(Data entries)
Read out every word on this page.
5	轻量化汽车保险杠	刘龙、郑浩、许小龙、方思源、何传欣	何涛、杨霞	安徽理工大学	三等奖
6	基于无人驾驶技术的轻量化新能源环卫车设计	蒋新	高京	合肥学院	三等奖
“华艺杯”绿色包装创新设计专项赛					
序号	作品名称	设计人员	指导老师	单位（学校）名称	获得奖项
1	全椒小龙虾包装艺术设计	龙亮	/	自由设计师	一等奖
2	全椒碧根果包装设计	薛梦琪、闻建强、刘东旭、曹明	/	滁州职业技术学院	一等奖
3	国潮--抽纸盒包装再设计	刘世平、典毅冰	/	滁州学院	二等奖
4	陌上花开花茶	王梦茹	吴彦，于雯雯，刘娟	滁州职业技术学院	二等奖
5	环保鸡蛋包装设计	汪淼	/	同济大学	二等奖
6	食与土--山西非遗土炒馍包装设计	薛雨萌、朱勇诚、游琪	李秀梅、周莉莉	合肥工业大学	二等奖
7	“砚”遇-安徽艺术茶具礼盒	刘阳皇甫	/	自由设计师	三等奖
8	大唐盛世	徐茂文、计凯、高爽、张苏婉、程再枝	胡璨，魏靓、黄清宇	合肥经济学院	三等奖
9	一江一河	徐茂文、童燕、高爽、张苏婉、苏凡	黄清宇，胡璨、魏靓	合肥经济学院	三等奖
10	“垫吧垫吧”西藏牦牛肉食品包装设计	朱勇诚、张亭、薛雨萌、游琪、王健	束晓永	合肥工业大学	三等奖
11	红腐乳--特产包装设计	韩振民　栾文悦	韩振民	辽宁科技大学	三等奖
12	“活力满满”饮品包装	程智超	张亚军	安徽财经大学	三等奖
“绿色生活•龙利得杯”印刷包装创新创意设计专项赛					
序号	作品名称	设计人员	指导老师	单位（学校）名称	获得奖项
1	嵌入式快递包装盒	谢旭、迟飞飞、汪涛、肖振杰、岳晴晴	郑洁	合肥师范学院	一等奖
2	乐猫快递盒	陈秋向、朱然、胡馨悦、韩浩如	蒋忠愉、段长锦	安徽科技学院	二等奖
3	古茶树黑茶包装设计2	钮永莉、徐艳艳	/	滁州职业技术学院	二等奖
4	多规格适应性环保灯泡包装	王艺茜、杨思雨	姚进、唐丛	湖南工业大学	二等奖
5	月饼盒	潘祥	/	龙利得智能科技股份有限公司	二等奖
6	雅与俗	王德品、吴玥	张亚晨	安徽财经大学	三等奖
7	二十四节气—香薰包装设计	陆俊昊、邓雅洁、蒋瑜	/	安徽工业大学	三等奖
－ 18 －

◆ EXERCISE ◆
Where a line of the data holds "安徽财经大学", show that line.

◆ FULL RESPONSE ◆
12	“活力满满”饮品包装	程智超	张亚军	安徽财经大学	三等奖
6	雅与俗	王德品、吴玥	张亚晨	安徽财经大学	三等奖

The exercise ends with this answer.